#### [The problem]
Using the data below, return all lines in which "traumatic" appears.

#### [Exercise data]
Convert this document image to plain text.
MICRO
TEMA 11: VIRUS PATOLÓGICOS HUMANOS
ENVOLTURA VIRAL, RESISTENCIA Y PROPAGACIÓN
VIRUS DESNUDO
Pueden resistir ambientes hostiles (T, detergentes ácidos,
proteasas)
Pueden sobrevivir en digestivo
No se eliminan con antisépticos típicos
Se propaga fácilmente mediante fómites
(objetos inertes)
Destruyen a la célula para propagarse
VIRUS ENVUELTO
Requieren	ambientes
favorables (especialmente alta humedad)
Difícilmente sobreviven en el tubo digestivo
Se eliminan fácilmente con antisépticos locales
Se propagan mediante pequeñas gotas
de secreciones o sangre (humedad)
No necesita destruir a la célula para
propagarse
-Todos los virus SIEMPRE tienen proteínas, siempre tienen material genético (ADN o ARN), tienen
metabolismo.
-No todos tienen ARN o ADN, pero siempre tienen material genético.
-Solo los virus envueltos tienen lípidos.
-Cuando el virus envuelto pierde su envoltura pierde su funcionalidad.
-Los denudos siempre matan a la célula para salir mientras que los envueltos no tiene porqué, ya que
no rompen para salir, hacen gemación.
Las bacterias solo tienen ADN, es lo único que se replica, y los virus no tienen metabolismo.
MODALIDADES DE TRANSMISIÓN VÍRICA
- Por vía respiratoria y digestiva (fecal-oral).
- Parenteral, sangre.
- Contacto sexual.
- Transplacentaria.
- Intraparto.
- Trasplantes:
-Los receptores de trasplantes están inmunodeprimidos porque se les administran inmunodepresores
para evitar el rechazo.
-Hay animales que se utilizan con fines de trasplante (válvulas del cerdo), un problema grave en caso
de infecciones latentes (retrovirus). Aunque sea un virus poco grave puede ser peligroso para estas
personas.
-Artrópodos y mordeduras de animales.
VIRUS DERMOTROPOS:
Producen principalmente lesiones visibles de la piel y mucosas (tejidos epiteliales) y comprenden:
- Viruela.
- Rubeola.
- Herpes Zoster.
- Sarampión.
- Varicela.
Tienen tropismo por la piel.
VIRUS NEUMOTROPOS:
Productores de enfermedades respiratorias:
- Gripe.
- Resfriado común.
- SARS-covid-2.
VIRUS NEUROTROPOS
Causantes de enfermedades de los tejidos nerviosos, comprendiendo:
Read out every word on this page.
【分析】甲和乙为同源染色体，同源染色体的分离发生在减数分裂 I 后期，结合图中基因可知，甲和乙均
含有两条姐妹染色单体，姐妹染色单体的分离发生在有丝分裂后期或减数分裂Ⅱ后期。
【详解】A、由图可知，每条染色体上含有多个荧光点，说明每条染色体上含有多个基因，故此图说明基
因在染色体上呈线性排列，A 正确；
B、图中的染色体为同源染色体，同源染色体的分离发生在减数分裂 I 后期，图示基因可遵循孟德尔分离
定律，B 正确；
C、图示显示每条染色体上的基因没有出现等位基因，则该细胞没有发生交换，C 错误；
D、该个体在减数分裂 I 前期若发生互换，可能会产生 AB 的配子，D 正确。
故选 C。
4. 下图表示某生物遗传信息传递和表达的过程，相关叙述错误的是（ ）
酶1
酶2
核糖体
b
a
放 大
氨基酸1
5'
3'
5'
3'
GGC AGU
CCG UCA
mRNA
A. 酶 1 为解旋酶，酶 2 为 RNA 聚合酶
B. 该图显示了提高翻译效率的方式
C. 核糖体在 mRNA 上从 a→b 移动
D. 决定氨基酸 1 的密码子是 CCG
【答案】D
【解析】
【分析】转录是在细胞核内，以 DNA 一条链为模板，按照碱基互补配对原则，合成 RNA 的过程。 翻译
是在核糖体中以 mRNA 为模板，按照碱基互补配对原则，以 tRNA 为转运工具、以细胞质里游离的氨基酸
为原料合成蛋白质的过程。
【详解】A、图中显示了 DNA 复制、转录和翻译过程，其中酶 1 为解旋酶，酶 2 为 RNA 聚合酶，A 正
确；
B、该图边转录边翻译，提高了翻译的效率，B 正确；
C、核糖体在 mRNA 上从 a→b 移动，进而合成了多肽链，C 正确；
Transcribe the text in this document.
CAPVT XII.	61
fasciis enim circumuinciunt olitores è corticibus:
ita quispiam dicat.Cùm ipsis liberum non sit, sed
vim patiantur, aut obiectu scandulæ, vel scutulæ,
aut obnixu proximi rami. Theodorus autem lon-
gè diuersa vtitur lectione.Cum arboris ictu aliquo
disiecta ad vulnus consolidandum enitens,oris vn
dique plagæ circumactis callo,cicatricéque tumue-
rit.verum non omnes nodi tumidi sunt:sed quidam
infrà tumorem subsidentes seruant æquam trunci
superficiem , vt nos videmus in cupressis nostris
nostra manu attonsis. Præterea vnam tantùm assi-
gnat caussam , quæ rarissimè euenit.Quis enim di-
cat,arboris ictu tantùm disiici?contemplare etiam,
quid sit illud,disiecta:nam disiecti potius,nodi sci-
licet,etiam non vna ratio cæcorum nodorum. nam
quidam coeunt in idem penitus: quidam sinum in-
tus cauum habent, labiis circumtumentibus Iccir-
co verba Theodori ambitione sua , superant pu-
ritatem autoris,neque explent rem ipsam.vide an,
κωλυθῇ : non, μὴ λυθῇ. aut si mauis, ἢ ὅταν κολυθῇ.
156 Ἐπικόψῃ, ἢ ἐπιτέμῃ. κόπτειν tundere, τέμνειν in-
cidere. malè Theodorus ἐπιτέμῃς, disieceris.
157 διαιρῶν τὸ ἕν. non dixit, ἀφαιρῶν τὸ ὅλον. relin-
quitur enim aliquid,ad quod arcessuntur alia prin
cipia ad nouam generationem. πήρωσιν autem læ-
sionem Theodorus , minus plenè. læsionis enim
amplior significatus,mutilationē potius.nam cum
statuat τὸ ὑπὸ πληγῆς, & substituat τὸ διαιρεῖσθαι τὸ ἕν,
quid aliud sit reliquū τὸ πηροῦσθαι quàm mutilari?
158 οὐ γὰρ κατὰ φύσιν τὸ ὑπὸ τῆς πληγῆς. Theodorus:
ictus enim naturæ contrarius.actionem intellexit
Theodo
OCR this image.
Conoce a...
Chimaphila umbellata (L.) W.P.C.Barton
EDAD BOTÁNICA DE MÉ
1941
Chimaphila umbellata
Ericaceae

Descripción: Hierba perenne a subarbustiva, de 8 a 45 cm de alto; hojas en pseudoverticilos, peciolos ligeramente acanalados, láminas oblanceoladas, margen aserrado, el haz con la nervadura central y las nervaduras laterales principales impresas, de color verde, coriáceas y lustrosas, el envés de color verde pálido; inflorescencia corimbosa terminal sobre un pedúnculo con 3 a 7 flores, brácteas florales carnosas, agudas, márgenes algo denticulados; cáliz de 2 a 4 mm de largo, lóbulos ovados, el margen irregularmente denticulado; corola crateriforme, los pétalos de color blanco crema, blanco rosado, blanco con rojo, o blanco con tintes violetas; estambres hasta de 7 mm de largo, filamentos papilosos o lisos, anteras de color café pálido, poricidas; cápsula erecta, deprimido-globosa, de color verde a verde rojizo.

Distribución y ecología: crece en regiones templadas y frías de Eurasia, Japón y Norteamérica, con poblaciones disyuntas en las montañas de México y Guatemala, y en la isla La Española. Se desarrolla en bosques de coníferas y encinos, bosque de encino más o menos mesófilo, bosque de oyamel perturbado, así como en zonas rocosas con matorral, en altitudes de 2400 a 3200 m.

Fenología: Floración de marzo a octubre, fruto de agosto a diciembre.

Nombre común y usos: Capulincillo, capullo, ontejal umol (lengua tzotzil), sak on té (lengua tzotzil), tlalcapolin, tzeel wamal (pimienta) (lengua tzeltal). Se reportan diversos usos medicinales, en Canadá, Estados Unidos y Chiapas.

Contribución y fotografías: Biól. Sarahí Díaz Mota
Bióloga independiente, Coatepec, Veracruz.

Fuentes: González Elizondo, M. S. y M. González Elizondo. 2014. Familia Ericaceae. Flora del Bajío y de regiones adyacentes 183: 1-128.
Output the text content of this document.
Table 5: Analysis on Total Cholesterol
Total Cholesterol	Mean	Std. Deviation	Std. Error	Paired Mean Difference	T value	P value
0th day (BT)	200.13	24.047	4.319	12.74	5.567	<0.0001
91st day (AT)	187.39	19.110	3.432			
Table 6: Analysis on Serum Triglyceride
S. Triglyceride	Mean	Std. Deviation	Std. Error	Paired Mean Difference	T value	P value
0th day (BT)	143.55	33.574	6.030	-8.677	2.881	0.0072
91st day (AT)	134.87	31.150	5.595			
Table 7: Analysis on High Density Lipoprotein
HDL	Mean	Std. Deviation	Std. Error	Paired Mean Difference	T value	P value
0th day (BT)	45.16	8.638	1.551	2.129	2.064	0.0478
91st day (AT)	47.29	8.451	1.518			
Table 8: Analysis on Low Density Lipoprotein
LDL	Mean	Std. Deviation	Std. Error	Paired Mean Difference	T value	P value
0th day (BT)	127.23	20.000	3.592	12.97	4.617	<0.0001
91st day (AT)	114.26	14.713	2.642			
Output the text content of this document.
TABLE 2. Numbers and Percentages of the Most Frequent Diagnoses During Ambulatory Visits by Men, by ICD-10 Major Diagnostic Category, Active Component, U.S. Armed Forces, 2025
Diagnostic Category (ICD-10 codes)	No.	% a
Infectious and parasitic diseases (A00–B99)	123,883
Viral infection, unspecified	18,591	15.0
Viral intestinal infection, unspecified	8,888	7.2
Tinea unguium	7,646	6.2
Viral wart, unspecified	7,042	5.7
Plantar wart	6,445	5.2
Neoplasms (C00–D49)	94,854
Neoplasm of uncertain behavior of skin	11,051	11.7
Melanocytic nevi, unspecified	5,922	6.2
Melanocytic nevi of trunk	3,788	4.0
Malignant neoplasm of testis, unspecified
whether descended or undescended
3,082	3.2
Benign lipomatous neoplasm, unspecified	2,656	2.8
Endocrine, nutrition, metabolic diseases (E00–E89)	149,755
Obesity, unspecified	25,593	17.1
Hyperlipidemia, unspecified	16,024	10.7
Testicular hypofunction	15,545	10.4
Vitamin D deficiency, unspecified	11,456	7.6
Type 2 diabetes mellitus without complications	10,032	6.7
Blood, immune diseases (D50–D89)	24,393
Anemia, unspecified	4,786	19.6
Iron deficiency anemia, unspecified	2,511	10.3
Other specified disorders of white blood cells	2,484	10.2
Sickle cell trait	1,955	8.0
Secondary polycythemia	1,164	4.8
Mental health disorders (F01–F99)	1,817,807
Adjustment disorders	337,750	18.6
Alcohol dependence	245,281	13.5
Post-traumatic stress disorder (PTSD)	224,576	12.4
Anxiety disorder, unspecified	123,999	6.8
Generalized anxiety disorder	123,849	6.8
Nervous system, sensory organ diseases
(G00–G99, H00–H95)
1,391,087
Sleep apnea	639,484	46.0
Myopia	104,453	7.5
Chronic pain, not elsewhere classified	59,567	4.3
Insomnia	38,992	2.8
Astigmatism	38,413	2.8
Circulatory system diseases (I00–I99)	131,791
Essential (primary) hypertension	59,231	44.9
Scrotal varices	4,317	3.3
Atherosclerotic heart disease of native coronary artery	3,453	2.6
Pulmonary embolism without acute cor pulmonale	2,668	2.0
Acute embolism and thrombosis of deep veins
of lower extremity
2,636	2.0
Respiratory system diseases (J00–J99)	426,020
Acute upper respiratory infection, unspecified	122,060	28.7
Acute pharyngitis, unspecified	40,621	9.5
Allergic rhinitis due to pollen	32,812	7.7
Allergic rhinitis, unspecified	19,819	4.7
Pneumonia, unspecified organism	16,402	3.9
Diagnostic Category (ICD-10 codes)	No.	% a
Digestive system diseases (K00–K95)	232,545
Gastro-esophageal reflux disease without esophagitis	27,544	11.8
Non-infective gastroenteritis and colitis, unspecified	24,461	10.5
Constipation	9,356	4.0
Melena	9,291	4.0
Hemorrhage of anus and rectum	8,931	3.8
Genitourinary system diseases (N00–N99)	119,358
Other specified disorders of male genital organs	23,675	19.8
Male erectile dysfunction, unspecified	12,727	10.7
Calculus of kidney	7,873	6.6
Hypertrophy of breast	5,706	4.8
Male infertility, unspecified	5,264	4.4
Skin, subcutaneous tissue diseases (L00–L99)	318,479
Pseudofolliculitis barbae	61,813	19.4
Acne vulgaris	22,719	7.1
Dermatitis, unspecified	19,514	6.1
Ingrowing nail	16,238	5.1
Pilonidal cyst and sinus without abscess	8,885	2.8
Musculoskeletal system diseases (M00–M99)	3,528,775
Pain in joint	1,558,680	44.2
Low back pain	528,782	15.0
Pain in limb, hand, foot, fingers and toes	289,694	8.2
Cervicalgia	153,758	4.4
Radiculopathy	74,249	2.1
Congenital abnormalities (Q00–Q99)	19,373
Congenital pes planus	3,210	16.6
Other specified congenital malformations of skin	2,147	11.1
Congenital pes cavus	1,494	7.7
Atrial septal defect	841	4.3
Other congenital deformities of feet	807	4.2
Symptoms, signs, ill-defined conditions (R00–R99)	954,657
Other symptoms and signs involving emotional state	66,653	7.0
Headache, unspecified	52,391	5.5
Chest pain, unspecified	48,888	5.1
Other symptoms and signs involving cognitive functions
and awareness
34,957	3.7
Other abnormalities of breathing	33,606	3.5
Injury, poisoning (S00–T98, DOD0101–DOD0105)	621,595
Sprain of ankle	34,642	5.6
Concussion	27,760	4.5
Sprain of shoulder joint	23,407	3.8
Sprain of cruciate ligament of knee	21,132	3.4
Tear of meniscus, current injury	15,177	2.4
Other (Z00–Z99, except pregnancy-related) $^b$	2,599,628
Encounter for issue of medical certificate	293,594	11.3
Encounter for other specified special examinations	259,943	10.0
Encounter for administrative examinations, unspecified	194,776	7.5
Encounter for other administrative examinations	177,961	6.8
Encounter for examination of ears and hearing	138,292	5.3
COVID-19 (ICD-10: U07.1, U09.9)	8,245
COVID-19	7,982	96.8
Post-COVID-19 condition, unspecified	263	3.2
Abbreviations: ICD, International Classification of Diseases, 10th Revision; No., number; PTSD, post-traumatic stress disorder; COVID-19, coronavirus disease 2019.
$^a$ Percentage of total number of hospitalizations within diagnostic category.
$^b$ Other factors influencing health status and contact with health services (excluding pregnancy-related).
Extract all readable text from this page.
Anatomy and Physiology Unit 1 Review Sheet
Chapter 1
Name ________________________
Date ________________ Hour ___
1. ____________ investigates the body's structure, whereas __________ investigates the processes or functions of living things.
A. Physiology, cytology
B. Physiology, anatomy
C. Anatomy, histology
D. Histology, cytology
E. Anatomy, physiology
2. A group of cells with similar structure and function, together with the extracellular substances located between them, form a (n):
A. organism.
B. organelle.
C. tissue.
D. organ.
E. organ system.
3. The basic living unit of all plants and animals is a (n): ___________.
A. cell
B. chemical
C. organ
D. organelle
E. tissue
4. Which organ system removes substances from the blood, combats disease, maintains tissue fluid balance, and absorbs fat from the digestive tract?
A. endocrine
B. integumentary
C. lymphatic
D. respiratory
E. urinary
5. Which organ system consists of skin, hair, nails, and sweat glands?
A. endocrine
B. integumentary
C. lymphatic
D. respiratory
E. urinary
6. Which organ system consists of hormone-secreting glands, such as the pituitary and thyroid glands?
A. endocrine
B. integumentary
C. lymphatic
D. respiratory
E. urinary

#### [Completed exercise]
Post-traumatic stress disorder (PTSD)	224,576	12.4
Abbreviations: ICD, International Classification of Diseases, 10th Revision; No., number; PTSD, post-traumatic stress disorder; COVID-19, coronavirus disease 2019.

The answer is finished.